──────── Data in this exercise

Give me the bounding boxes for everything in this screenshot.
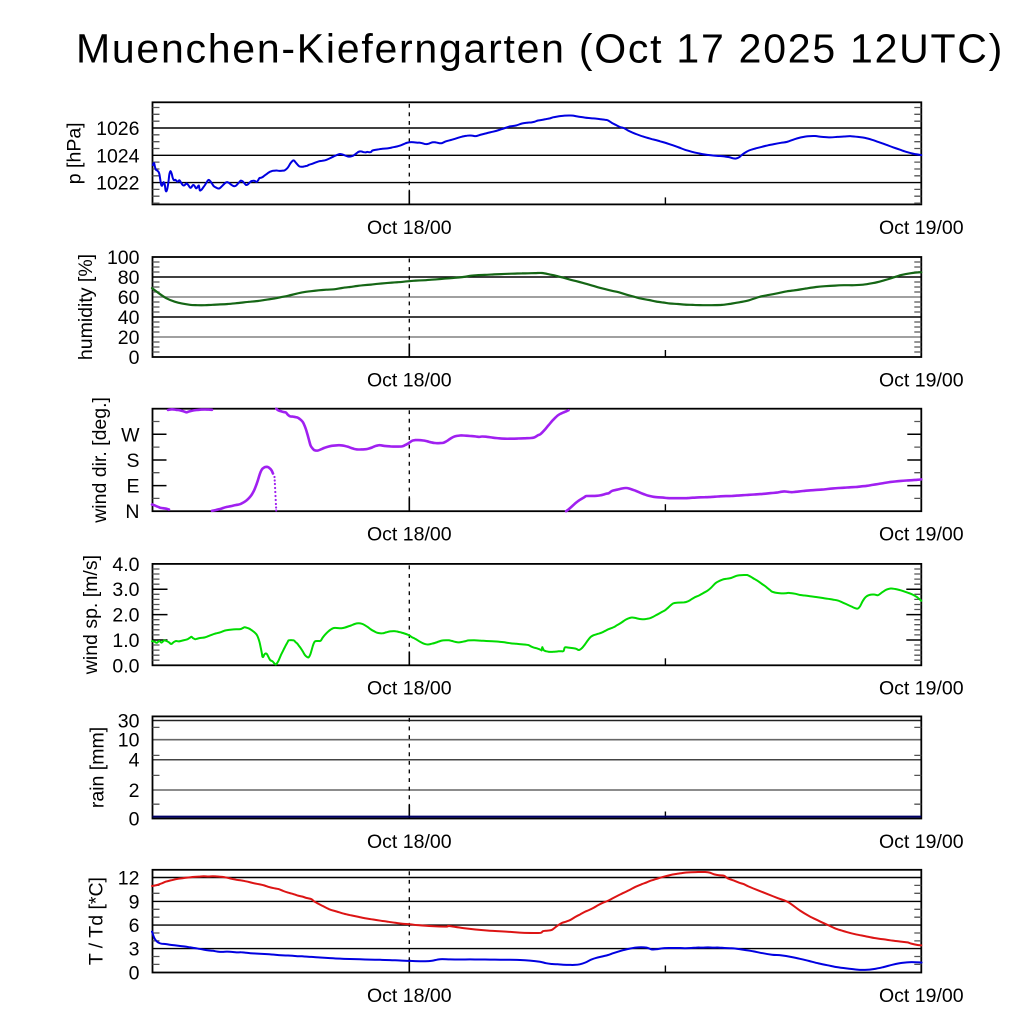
svg-text:Oct 18/00: Oct 18/00 (367, 369, 452, 391)
svg-text:4: 4 (129, 750, 140, 772)
svg-text:Oct 18/00: Oct 18/00 (367, 985, 452, 1007)
svg-text:E: E (126, 476, 139, 498)
svg-text:Oct 19/00: Oct 19/00 (879, 678, 964, 700)
svg-text:p [hPa]: p [hPa] (64, 122, 86, 184)
svg-text:1.0: 1.0 (112, 630, 139, 652)
svg-text:4.0: 4.0 (112, 554, 139, 576)
svg-text:12: 12 (118, 868, 140, 890)
svg-text:3.0: 3.0 (112, 579, 139, 601)
svg-text:0: 0 (129, 347, 140, 369)
svg-text:10: 10 (118, 730, 140, 752)
svg-text:0: 0 (129, 809, 140, 831)
svg-text:Oct 18/00: Oct 18/00 (367, 678, 452, 700)
svg-text:80: 80 (118, 267, 140, 289)
svg-text:W: W (121, 424, 140, 446)
svg-text:Oct 19/00: Oct 19/00 (879, 369, 964, 391)
svg-text:1024: 1024 (96, 145, 140, 167)
svg-text:1022: 1022 (96, 173, 139, 195)
svg-text:Muenchen-Kieferngarten (Oct 17: Muenchen-Kieferngarten (Oct 17 2025 12UT… (76, 26, 1004, 72)
svg-text:1026: 1026 (96, 118, 139, 140)
svg-text:Oct 18/00: Oct 18/00 (367, 831, 452, 853)
svg-text:0.0: 0.0 (112, 655, 139, 677)
svg-text:6: 6 (129, 915, 140, 937)
svg-text:rain [mm]: rain [mm] (87, 727, 109, 808)
svg-text:2.0: 2.0 (112, 605, 139, 627)
svg-text:40: 40 (118, 307, 140, 329)
svg-text:9: 9 (129, 891, 140, 913)
svg-text:wind sp. [m/s]: wind sp. [m/s] (80, 555, 102, 675)
svg-text:Oct 18/00: Oct 18/00 (367, 524, 452, 546)
svg-text:Oct 19/00: Oct 19/00 (879, 524, 964, 546)
svg-text:2: 2 (129, 780, 140, 802)
svg-text:humidity [%]: humidity [%] (75, 254, 97, 360)
svg-text:Oct 19/00: Oct 19/00 (879, 831, 964, 853)
svg-text:20: 20 (118, 327, 140, 349)
svg-text:Oct 18/00: Oct 18/00 (367, 217, 452, 239)
svg-text:T / Td [*C]: T / Td [*C] (86, 877, 108, 965)
svg-text:60: 60 (118, 287, 140, 309)
svg-text:100: 100 (107, 247, 140, 269)
svg-text:N: N (125, 501, 139, 523)
svg-text:Oct 19/00: Oct 19/00 (879, 985, 964, 1007)
svg-text:30: 30 (118, 711, 140, 733)
svg-text:0: 0 (129, 963, 140, 985)
svg-text:wind dir. [deg.]: wind dir. [deg.] (89, 397, 111, 524)
svg-text:S: S (126, 450, 139, 472)
svg-text:Oct 19/00: Oct 19/00 (879, 217, 964, 239)
svg-text:3: 3 (129, 939, 140, 961)
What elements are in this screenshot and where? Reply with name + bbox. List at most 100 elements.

────────────────

Lay out every line of the rows above as a Markdown table with two columns, No. for the line number and Line for its text. Skip blank lines and leave out the pictures.

Full solution:
| No. | Line |
|---|---|
| 1 | Give me the bounding boxes for everything in this screenshot. |
| 2 | svg-text:Oct 18/00: Oct 18/00 (367, 369, 452, 391) |
| 3 | svg-text:4: 4 (129, 750, 140, 772) |
| 4 | svg-text:Oct 18/00: Oct 18/00 (367, 985, 452, 1007) |
| 5 | svg-text:E: E (126, 476, 139, 498) |
| 6 | svg-text:Oct 19/00: Oct 19/00 (879, 678, 964, 700) |
| 7 | svg-text:p [hPa]: p [hPa] (64, 122, 86, 184) |
| 8 | svg-text:1.0: 1.0 (112, 630, 139, 652) |
| 9 | svg-text:4.0: 4.0 (112, 554, 139, 576) |
| 10 | svg-text:12: 12 (118, 868, 140, 890) |
| 11 | svg-text:3.0: 3.0 (112, 579, 139, 601) |
| 12 | svg-text:0: 0 (129, 347, 140, 369) |
| 13 | svg-text:10: 10 (118, 730, 140, 752) |
| 14 | svg-text:0: 0 (129, 809, 140, 831) |
| 15 | svg-text:Oct 18/00: Oct 18/00 (367, 678, 452, 700) |
| 16 | svg-text:80: 80 (118, 267, 140, 289) |
| 17 | svg-text:W: W (121, 424, 140, 446) |
| 18 | svg-text:Oct 19/00: Oct 19/00 (879, 369, 964, 391) |
| 19 | svg-text:1024: 1024 (96, 145, 140, 167) |
| 20 | svg-text:1022: 1022 (96, 173, 139, 195) |
| 21 | svg-text:Muenchen-Kieferngarten (Oct 17: Muenchen-Kieferngarten (Oct 17 2025 12UT… (76, 26, 1004, 72) |
| 22 | svg-text:1026: 1026 (96, 118, 139, 140) |
| 23 | svg-text:Oct 18/00: Oct 18/00 (367, 831, 452, 853) |
| 24 | svg-text:0.0: 0.0 (112, 655, 139, 677) |
| 25 | svg-text:6: 6 (129, 915, 140, 937) |
| 26 | svg-text:rain [mm]: rain [mm] (87, 727, 109, 808) |
| 27 | svg-text:2.0: 2.0 (112, 605, 139, 627) |
| 28 | svg-text:40: 40 (118, 307, 140, 329) |
| 29 | svg-text:9: 9 (129, 891, 140, 913) |
| 30 | svg-text:wind sp. [m/s]: wind sp. [m/s] (80, 555, 102, 675) |
| 31 | svg-text:Oct 18/00: Oct 18/00 (367, 524, 452, 546) |
| 32 | svg-text:Oct 19/00: Oct 19/00 (879, 524, 964, 546) |
| 33 | svg-text:2: 2 (129, 780, 140, 802) |
| 34 | svg-text:humidity [%]: humidity [%] (75, 254, 97, 360) |
| 35 | svg-text:Oct 19/00: Oct 19/00 (879, 831, 964, 853) |
| 36 | svg-text:20: 20 (118, 327, 140, 349) |
| 37 | svg-text:Oct 18/00: Oct 18/00 (367, 217, 452, 239) |
| 38 | svg-text:T / Td [*C]: T / Td [*C] (86, 877, 108, 965) |
| 39 | svg-text:60: 60 (118, 287, 140, 309) |
| 40 | svg-text:100: 100 (107, 247, 140, 269) |
| 41 | svg-text:N: N (125, 501, 139, 523) |
| 42 | svg-text:Oct 19/00: Oct 19/00 (879, 985, 964, 1007) |
| 43 | svg-text:30: 30 (118, 711, 140, 733) |
| 44 | svg-text:0: 0 (129, 963, 140, 985) |
| 45 | svg-text:wind dir. [deg.]: wind dir. [deg.] (89, 397, 111, 524) |
| 46 | svg-text:S: S (126, 450, 139, 472) |
| 47 | svg-text:Oct 19/00: Oct 19/00 (879, 217, 964, 239) |
| 48 | svg-text:3: 3 (129, 939, 140, 961) |
| 49 | What elements are in this screenshot and where? Reply with name + bbox. List at most 100 elements. |